What the task requires => Send back the records in full, character for character.

Input rows =>
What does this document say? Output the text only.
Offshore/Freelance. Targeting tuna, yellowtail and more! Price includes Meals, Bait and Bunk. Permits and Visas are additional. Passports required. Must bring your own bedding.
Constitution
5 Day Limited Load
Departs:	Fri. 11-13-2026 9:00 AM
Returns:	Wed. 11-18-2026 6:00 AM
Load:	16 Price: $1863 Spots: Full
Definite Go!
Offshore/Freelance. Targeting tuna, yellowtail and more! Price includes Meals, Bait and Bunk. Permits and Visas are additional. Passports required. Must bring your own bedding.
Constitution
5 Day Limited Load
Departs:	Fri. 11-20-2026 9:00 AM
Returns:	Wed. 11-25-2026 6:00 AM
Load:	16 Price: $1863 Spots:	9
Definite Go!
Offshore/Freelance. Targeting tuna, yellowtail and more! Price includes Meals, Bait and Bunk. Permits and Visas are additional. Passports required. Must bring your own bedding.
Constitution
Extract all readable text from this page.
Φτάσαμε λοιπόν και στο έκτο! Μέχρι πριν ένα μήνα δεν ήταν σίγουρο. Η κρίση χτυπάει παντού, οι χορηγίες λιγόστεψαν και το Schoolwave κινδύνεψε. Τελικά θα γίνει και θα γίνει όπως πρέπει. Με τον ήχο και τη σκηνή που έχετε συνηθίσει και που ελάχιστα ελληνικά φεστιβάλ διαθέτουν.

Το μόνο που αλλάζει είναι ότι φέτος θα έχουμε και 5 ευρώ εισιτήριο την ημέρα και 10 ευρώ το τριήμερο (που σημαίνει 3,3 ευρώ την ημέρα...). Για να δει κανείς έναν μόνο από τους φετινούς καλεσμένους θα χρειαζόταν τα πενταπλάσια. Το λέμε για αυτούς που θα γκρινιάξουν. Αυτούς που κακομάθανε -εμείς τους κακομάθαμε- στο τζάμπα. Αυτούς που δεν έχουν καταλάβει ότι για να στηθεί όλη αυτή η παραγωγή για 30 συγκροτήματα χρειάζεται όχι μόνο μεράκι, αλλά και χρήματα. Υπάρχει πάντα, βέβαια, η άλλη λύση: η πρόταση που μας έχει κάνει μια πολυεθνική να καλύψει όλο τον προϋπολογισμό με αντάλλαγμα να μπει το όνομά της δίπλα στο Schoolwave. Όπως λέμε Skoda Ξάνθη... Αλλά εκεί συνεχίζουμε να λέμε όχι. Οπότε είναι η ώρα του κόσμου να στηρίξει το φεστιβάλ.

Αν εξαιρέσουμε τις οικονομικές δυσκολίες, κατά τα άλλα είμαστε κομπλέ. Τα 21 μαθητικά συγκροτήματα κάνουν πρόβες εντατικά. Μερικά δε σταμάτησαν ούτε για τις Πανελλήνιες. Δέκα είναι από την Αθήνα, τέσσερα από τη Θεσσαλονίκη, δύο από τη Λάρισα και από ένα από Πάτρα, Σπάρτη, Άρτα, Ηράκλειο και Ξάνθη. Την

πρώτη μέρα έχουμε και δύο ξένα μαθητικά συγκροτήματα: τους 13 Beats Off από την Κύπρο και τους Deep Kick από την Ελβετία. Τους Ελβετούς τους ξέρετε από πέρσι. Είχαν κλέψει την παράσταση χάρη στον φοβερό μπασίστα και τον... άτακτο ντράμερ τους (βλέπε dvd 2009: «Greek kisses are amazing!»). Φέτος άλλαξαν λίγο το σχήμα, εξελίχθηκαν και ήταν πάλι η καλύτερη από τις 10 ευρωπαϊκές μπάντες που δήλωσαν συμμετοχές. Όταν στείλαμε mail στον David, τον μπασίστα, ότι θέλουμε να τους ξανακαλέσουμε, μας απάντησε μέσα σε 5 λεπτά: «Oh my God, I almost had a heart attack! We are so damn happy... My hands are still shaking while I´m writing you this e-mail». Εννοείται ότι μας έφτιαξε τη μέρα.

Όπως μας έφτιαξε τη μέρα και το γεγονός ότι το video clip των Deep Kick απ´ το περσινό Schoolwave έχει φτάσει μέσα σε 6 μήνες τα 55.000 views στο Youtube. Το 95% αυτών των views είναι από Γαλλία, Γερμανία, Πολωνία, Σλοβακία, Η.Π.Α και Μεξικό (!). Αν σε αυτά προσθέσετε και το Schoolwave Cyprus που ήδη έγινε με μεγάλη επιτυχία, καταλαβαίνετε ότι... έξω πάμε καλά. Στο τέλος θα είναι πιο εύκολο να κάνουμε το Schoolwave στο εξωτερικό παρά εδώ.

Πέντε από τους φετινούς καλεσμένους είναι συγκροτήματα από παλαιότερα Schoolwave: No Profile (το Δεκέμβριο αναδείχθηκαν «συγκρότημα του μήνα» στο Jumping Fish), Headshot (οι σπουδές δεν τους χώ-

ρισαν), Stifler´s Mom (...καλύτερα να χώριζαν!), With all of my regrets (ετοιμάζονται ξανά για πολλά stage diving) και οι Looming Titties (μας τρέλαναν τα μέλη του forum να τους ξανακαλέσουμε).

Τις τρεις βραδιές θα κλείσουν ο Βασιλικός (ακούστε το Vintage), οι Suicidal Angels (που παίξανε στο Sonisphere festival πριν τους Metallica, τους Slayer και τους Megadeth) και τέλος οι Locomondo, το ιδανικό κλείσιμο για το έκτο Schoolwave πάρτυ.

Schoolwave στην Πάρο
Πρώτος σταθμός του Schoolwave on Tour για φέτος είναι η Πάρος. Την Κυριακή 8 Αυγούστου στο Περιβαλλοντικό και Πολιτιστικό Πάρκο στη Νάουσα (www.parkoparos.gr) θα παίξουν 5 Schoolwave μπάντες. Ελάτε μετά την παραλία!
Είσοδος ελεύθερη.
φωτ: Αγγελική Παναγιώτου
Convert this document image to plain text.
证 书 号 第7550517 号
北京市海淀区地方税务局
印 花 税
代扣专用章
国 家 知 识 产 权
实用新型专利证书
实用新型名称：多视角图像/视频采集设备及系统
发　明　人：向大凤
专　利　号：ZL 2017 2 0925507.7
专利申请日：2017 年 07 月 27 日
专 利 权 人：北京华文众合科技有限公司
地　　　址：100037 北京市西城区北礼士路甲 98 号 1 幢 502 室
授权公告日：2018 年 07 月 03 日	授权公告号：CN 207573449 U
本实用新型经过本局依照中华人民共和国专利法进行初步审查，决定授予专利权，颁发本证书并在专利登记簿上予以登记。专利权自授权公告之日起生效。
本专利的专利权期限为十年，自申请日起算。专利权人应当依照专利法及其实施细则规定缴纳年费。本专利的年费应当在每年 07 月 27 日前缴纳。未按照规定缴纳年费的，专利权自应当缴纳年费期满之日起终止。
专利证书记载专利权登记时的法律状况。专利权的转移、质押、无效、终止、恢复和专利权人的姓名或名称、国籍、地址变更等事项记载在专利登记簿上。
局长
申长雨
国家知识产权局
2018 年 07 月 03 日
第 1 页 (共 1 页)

The reply =>
What does this document say? Output the text only.
Offshore/Freelance. Targeting tuna, yellowtail and more! Price includes Meals, Bait and Bunk. Permits and Visas are additional. Passports required. Must bring your own bedding.
Constitution
5 Day Limited Load
Departs:	Fri. 11-13-2026 9:00 AM
Returns:	Wed. 11-18-2026 6:00 AM
Load:	16 Price: $1863 Spots: Full
Definite Go!
Offshore/Freelance. Targeting tuna, yellowtail and more! Price includes Meals, Bait and Bunk. Permits and Visas are additional. Passports required. Must bring your own bedding.
Constitution
5 Day Limited Load
Departs:	Fri. 11-20-2026 9:00 AM
Returns:	Wed. 11-25-2026 6:00 AM
Load:	16 Price: $1863 Spots:	9
Definite Go!
Offshore/Freelance. Targeting tuna, yellowtail and more! Price includes Meals, Bait and Bunk. Permits and Visas are additional. Passports required. Must bring your own bedding.
Constitution
Extract all readable text from this page.
Φτάσαμε λοιπόν και στο έκτο! Μέχρι πριν ένα μήνα δεν ήταν σίγουρο. Η κρίση χτυπάει παντού, οι χορηγίες λιγόστεψαν και το Schoolwave κινδύνεψε. Τελικά θα γίνει και θα γίνει όπως πρέπει. Με τον ήχο και τη σκηνή που έχετε συνηθίσει και που ελάχιστα ελληνικά φεστιβάλ διαθέτουν.

Το μόνο που αλλάζει είναι ότι φέτος θα έχουμε και 5 ευρώ εισιτήριο την ημέρα και 10 ευρώ το τριήμερο (που σημαίνει 3,3 ευρώ την ημέρα...). Για να δει κανείς έναν μόνο από τους φετινούς καλεσμένους θα χρειαζόταν τα πενταπλάσια. Το λέμε για αυτούς που θα γκρινιάξουν. Αυτούς που κακομάθανε -εμείς τους κακομάθαμε- στο τζάμπα. Αυτούς που δεν έχουν καταλάβει ότι για να στηθεί όλη αυτή η παραγωγή για 30 συγκροτήματα χρειάζεται όχι μόνο μεράκι, αλλά και χρήματα. Υπάρχει πάντα, βέβαια, η άλλη λύση: η πρόταση που μας έχει κάνει μια πολυεθνική να καλύψει όλο τον προϋπολογισμό με αντάλλαγμα να μπει το όνομά της δίπλα στο Schoolwave. Όπως λέμε Skoda Ξάνθη... Αλλά εκεί συνεχίζουμε να λέμε όχι. Οπότε είναι η ώρα του κόσμου να στηρίξει το φεστιβάλ.

Αν εξαιρέσουμε τις οικονομικές δυσκολίες, κατά τα άλλα είμαστε κομπλέ. Τα 21 μαθητικά συγκροτήματα κάνουν πρόβες εντατικά. Μερικά δε σταμάτησαν ούτε για τις Πανελλήνιες. Δέκα είναι από την Αθήνα, τέσσερα από τη Θεσσαλονίκη, δύο από τη Λάρισα και από ένα από Πάτρα, Σπάρτη, Άρτα, Ηράκλειο και Ξάνθη. Την

πρώτη μέρα έχουμε και δύο ξένα μαθητικά συγκροτήματα: τους 13 Beats Off από την Κύπρο και τους Deep Kick από την Ελβετία. Τους Ελβετούς τους ξέρετε από πέρσι. Είχαν κλέψει την παράσταση χάρη στον φοβερό μπασίστα και τον... άτακτο ντράμερ τους (βλέπε dvd 2009: «Greek kisses are amazing!»). Φέτος άλλαξαν λίγο το σχήμα, εξελίχθηκαν και ήταν πάλι η καλύτερη από τις 10 ευρωπαϊκές μπάντες που δήλωσαν συμμετοχές. Όταν στείλαμε mail στον David, τον μπασίστα, ότι θέλουμε να τους ξανακαλέσουμε, μας απάντησε μέσα σε 5 λεπτά: «Oh my God, I almost had a heart attack! We are so damn happy... My hands are still shaking while I´m writing you this e-mail». Εννοείται ότι μας έφτιαξε τη μέρα.

Όπως μας έφτιαξε τη μέρα και το γεγονός ότι το video clip των Deep Kick απ´ το περσινό Schoolwave έχει φτάσει μέσα σε 6 μήνες τα 55.000 views στο Youtube. Το 95% αυτών των views είναι από Γαλλία, Γερμανία, Πολωνία, Σλοβακία, Η.Π.Α και Μεξικό (!). Αν σε αυτά προσθέσετε και το Schoolwave Cyprus που ήδη έγινε με μεγάλη επιτυχία, καταλαβαίνετε ότι... έξω πάμε καλά. Στο τέλος θα είναι πιο εύκολο να κάνουμε το Schoolwave στο εξωτερικό παρά εδώ.

Πέντε από τους φετινούς καλεσμένους είναι συγκροτήματα από παλαιότερα Schoolwave: No Profile (το Δεκέμβριο αναδείχθηκαν «συγκρότημα του μήνα» στο Jumping Fish), Headshot (οι σπουδές δεν τους χώ-

ρισαν), Stifler´s Mom (...καλύτερα να χώριζαν!), With all of my regrets (ετοιμάζονται ξανά για πολλά stage diving) και οι Looming Titties (μας τρέλαναν τα μέλη του forum να τους ξανακαλέσουμε).

Τις τρεις βραδιές θα κλείσουν ο Βασιλικός (ακούστε το Vintage), οι Suicidal Angels (που παίξανε στο Sonisphere festival πριν τους Metallica, τους Slayer και τους Megadeth) και τέλος οι Locomondo, το ιδανικό κλείσιμο για το έκτο Schoolwave πάρτυ.

Schoolwave στην Πάρο
Πρώτος σταθμός του Schoolwave on Tour για φέτος είναι η Πάρος. Την Κυριακή 8 Αυγούστου στο Περιβαλλοντικό και Πολιτιστικό Πάρκο στη Νάουσα (www.parkoparos.gr) θα παίξουν 5 Schoolwave μπάντες. Ελάτε μετά την παραλία!
Είσοδος ελεύθερη.
φωτ: Αγγελική Παναγιώτου
Convert this document image to plain text.
证 书 号 第7550517 号
北京市海淀区地方税务局
印 花 税
代扣专用章
国 家 知 识 产 权
实用新型专利证书
实用新型名称：多视角图像/视频采集设备及系统
发　明　人：向大凤
专　利　号：ZL 2017 2 0925507.7
专利申请日：2017 年 07 月 27 日
专 利 权 人：北京华文众合科技有限公司
地　　　址：100037 北京市西城区北礼士路甲 98 号 1 幢 502 室
授权公告日：2018 年 07 月 03 日	授权公告号：CN 207573449 U
本实用新型经过本局依照中华人民共和国专利法进行初步审查，决定授予专利权，颁发本证书并在专利登记簿上予以登记。专利权自授权公告之日起生效。
本专利的专利权期限为十年，自申请日起算。专利权人应当依照专利法及其实施细则规定缴纳年费。本专利的年费应当在每年 07 月 27 日前缴纳。未按照规定缴纳年费的，专利权自应当缴纳年费期满之日起终止。
专利证书记载专利权登记时的法律状况。专利权的转移、质押、无效、终止、恢复和专利权人的姓名或名称、国籍、地址变更等事项记载在专利登记簿上。
局长
申长雨
国家知识产权局
2018 年 07 月 03 日
第 1 页 (共 1 页)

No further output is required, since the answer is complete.